▶ **GOAL**
Can you quote the records below in full, word for word?

-- PROVIDED ENTRIES start --

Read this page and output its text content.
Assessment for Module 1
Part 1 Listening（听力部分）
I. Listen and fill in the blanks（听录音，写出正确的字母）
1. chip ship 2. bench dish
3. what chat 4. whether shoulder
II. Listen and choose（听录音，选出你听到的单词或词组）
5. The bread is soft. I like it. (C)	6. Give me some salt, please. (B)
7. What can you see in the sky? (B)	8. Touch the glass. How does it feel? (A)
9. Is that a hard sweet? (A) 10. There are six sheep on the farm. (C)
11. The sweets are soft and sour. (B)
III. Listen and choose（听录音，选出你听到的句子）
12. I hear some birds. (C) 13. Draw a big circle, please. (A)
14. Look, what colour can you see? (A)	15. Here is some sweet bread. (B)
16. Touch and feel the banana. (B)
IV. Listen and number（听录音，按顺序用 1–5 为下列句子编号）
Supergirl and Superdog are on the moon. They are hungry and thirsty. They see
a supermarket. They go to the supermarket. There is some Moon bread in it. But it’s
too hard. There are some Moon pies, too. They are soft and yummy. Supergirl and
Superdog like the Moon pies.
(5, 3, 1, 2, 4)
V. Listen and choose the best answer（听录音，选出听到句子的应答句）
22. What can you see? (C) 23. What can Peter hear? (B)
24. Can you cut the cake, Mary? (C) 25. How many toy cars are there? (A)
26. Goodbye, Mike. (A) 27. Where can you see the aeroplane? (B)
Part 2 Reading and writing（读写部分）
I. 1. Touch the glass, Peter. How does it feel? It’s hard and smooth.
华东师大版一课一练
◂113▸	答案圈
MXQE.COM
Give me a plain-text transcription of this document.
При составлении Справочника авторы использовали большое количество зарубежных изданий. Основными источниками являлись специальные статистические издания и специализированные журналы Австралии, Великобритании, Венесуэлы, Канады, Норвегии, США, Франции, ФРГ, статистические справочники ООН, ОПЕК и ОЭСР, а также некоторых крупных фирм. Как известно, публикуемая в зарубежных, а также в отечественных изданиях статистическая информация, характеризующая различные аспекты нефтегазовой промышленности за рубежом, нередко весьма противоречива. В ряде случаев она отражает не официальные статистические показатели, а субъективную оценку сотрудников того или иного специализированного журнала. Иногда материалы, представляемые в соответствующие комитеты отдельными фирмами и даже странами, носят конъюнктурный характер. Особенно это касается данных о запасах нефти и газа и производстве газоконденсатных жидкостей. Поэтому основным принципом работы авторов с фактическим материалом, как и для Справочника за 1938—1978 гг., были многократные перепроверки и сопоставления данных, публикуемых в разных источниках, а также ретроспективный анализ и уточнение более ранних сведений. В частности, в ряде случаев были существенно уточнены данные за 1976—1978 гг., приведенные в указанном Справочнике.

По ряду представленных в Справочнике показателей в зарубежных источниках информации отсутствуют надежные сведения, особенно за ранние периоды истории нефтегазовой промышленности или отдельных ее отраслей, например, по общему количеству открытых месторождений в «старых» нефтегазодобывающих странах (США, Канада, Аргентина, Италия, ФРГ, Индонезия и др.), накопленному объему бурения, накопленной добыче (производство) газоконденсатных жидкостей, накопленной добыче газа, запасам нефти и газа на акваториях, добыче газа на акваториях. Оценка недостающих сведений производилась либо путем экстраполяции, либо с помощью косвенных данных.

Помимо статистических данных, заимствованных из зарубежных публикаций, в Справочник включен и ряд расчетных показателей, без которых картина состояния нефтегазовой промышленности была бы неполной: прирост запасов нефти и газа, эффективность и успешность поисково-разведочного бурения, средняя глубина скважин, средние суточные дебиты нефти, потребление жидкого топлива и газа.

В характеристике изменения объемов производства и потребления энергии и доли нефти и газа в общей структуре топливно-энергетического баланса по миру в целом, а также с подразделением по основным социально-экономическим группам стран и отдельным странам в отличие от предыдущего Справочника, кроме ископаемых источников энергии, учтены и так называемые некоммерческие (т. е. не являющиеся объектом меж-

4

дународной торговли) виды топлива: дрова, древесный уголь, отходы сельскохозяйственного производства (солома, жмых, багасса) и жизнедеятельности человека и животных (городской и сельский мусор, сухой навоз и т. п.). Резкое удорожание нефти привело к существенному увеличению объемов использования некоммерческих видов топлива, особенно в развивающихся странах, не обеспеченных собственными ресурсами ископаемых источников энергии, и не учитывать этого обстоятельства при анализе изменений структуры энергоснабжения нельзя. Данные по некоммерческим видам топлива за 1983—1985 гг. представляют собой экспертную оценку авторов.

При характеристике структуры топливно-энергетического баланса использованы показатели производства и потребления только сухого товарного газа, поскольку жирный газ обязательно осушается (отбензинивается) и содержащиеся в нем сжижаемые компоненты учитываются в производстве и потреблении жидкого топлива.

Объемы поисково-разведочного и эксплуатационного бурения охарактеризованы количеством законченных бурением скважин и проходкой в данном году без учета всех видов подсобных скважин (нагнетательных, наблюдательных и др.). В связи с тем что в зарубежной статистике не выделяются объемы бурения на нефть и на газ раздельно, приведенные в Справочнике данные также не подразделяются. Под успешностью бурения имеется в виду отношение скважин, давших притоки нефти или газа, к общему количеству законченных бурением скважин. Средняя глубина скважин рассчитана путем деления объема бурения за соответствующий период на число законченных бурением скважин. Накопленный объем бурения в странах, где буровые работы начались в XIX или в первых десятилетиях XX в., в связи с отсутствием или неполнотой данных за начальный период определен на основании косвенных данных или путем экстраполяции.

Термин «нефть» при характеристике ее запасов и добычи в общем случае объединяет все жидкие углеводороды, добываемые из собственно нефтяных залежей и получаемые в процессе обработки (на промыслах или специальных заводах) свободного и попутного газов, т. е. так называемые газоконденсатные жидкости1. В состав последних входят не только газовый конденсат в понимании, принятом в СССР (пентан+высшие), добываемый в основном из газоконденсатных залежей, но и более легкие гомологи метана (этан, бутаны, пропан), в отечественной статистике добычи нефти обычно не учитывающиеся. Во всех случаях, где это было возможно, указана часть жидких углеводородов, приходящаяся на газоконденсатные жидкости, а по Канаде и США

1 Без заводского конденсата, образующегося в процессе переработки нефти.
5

-- PROVIDED ENTRIES end --

▶ **WRITTEN SOLUTION**
Read this page and output its text content.
Assessment for Module 1
Part 1 Listening（听力部分）
I. Listen and fill in the blanks（听录音，写出正确的字母）
1. chip ship 2. bench dish
3. what chat 4. whether shoulder
II. Listen and choose（听录音，选出你听到的单词或词组）
5. The bread is soft. I like it. (C)	6. Give me some salt, please. (B)
7. What can you see in the sky? (B)	8. Touch the glass. How does it feel? (A)
9. Is that a hard sweet? (A) 10. There are six sheep on the farm. (C)
11. The sweets are soft and sour. (B)
III. Listen and choose（听录音，选出你听到的句子）
12. I hear some birds. (C) 13. Draw a big circle, please. (A)
14. Look, what colour can you see? (A)	15. Here is some sweet bread. (B)
16. Touch and feel the banana. (B)
IV. Listen and number（听录音，按顺序用 1–5 为下列句子编号）
Supergirl and Superdog are on the moon. They are hungry and thirsty. They see
a supermarket. They go to the supermarket. There is some Moon bread in it. But it’s
too hard. There are some Moon pies, too. They are soft and yummy. Supergirl and
Superdog like the Moon pies.
(5, 3, 1, 2, 4)
V. Listen and choose the best answer（听录音，选出听到句子的应答句）
22. What can you see? (C) 23. What can Peter hear? (B)
24. Can you cut the cake, Mary? (C) 25. How many toy cars are there? (A)
26. Goodbye, Mike. (A) 27. Where can you see the aeroplane? (B)
Part 2 Reading and writing（读写部分）
I. 1. Touch the glass, Peter. How does it feel? It’s hard and smooth.
华东师大版一课一练
◂113▸	答案圈
MXQE.COM
Give me a plain-text transcription of this document.
При составлении Справочника авторы использовали большое количество зарубежных изданий. Основными источниками являлись специальные статистические издания и специализированные журналы Австралии, Великобритании, Венесуэлы, Канады, Норвегии, США, Франции, ФРГ, статистические справочники ООН, ОПЕК и ОЭСР, а также некоторых крупных фирм. Как известно, публикуемая в зарубежных, а также в отечественных изданиях статистическая информация, характеризующая различные аспекты нефтегазовой промышленности за рубежом, нередко весьма противоречива. В ряде случаев она отражает не официальные статистические показатели, а субъективную оценку сотрудников того или иного специализированного журнала. Иногда материалы, представляемые в соответствующие комитеты отдельными фирмами и даже странами, носят конъюнктурный характер. Особенно это касается данных о запасах нефти и газа и производстве газоконденсатных жидкостей. Поэтому основным принципом работы авторов с фактическим материалом, как и для Справочника за 1938—1978 гг., были многократные перепроверки и сопоставления данных, публикуемых в разных источниках, а также ретроспективный анализ и уточнение более ранних сведений. В частности, в ряде случаев были существенно уточнены данные за 1976—1978 гг., приведенные в указанном Справочнике.

По ряду представленных в Справочнике показателей в зарубежных источниках информации отсутствуют надежные сведения, особенно за ранние периоды истории нефтегазовой промышленности или отдельных ее отраслей, например, по общему количеству открытых месторождений в «старых» нефтегазодобывающих странах (США, Канада, Аргентина, Италия, ФРГ, Индонезия и др.), накопленному объему бурения, накопленной добыче (производство) газоконденсатных жидкостей, накопленной добыче газа, запасам нефти и газа на акваториях, добыче газа на акваториях. Оценка недостающих сведений производилась либо путем экстраполяции, либо с помощью косвенных данных.

Помимо статистических данных, заимствованных из зарубежных публикаций, в Справочник включен и ряд расчетных показателей, без которых картина состояния нефтегазовой промышленности была бы неполной: прирост запасов нефти и газа, эффективность и успешность поисково-разведочного бурения, средняя глубина скважин, средние суточные дебиты нефти, потребление жидкого топлива и газа.

В характеристике изменения объемов производства и потребления энергии и доли нефти и газа в общей структуре топливно-энергетического баланса по миру в целом, а также с подразделением по основным социально-экономическим группам стран и отдельным странам в отличие от предыдущего Справочника, кроме ископаемых источников энергии, учтены и так называемые некоммерческие (т. е. не являющиеся объектом меж-

4

дународной торговли) виды топлива: дрова, древесный уголь, отходы сельскохозяйственного производства (солома, жмых, багасса) и жизнедеятельности человека и животных (городской и сельский мусор, сухой навоз и т. п.). Резкое удорожание нефти привело к существенному увеличению объемов использования некоммерческих видов топлива, особенно в развивающихся странах, не обеспеченных собственными ресурсами ископаемых источников энергии, и не учитывать этого обстоятельства при анализе изменений структуры энергоснабжения нельзя. Данные по некоммерческим видам топлива за 1983—1985 гг. представляют собой экспертную оценку авторов.

При характеристике структуры топливно-энергетического баланса использованы показатели производства и потребления только сухого товарного газа, поскольку жирный газ обязательно осушается (отбензинивается) и содержащиеся в нем сжижаемые компоненты учитываются в производстве и потреблении жидкого топлива.

Объемы поисково-разведочного и эксплуатационного бурения охарактеризованы количеством законченных бурением скважин и проходкой в данном году без учета всех видов подсобных скважин (нагнетательных, наблюдательных и др.). В связи с тем что в зарубежной статистике не выделяются объемы бурения на нефть и на газ раздельно, приведенные в Справочнике данные также не подразделяются. Под успешностью бурения имеется в виду отношение скважин, давших притоки нефти или газа, к общему количеству законченных бурением скважин. Средняя глубина скважин рассчитана путем деления объема бурения за соответствующий период на число законченных бурением скважин. Накопленный объем бурения в странах, где буровые работы начались в XIX или в первых десятилетиях XX в., в связи с отсутствием или неполнотой данных за начальный период определен на основании косвенных данных или путем экстраполяции.

Термин «нефть» при характеристике ее запасов и добычи в общем случае объединяет все жидкие углеводороды, добываемые из собственно нефтяных залежей и получаемые в процессе обработки (на промыслах или специальных заводах) свободного и попутного газов, т. е. так называемые газоконденсатные жидкости1. В состав последних входят не только газовый конденсат в понимании, принятом в СССР (пентан+высшие), добываемый в основном из газоконденсатных залежей, но и более легкие гомологи метана (этан, бутаны, пропан), в отечественной статистике добычи нефти обычно не учитывающиеся. Во всех случаях, где это было возможно, указана часть жидких углеводородов, приходящаяся на газоконденсатные жидкости, а по Канаде и США

1 Без заводского конденсата, образующегося в процессе переработки нефти.
5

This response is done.